### What you have to do:
For the material that follows, list every line containing the word "delivery".

Data entries:
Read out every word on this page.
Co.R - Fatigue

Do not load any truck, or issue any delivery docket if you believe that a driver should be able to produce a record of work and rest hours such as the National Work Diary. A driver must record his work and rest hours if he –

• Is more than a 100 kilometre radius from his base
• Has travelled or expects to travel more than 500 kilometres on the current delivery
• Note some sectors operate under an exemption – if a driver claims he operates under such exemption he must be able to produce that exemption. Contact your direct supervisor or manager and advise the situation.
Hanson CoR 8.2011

### Solution for this problem:
Do not load any truck, or issue any delivery docket if you believe that a driver should be able to produce a record of work and rest hours such as the National Work Diary. A driver must record his work and rest hours if he –
• Has travelled or expects to travel more than 500 kilometres on the current delivery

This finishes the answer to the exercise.